__Exercise aim__: Copy each line containing the word "wise" from the records that follow, please.

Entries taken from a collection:
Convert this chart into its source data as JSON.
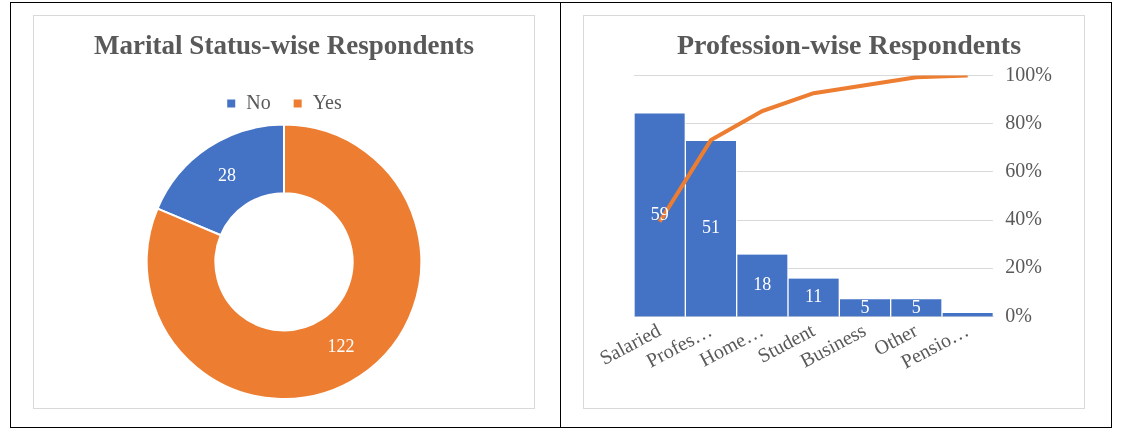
{
  "chart_data": [
    {
      "type": "donut",
      "title": "Marital Status-wise Respondents",
      "categories": [
        "No",
        "Yes"
      ],
      "values": [
        28,
        122
      ],
      "colors": [
        "#4472c4",
        "#ed7d31"
      ],
      "data_labels": true,
      "legend": "top"
    },
    {
      "type": "bar",
      "title": "Profession-wise Respondents",
      "categories": [
        "Salaried",
        "Profes…",
        "Home…",
        "Student",
        "Business",
        "Other",
        "Pensio…"
      ],
      "series": [
        {
          "type": "bar",
          "color": "#4472c4",
          "values": [
            59,
            51,
            18,
            11,
            5,
            5,
            1
          ],
          "value_labels": [
            "59",
            "51",
            "18",
            "11",
            "5",
            "5",
            null
          ]
        },
        {
          "type": "line",
          "axis": "y2",
          "color": "#ed7d31",
          "values": [
            39.3,
            73.3,
            85.3,
            92.7,
            96,
            99.3,
            100
          ]
        }
      ],
      "y2lim": [
        0,
        100
      ],
      "y2ticks": [
        {
          "value": 0,
          "label": "0%"
        },
        {
          "value": 20,
          "label": "20%"
        },
        {
          "value": 40,
          "label": "40%"
        },
        {
          "value": 60,
          "label": "60%"
        },
        {
          "value": 80,
          "label": "80%"
        },
        {
          "value": 100,
          "label": "100%"
        }
      ],
      "grid": "y",
      "marker": "none",
      "legend": false
    }
  ]
}
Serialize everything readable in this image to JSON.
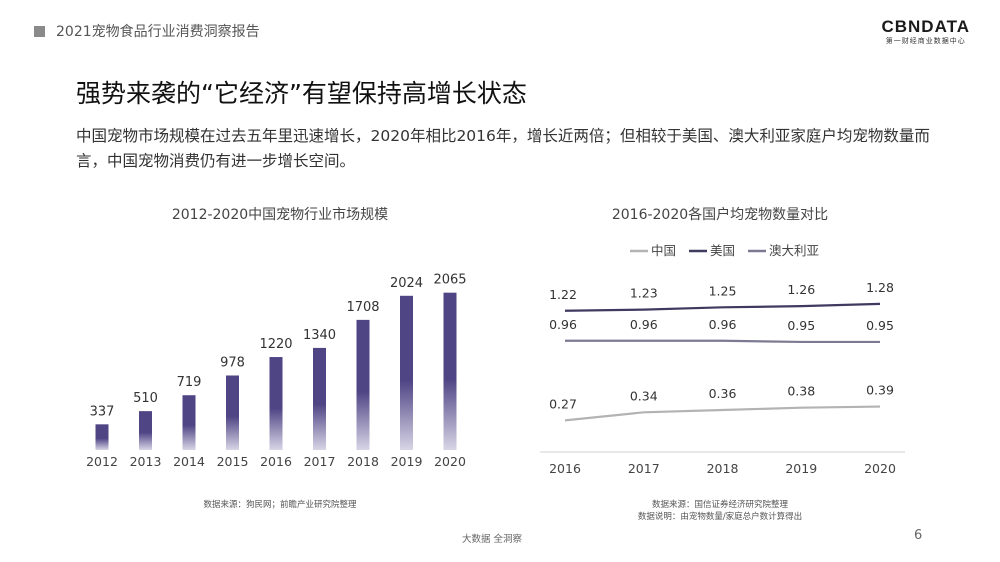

__The result__:
      "title": "Marital Status-wise Respondents",
      "title": "Profession-wise Respondents",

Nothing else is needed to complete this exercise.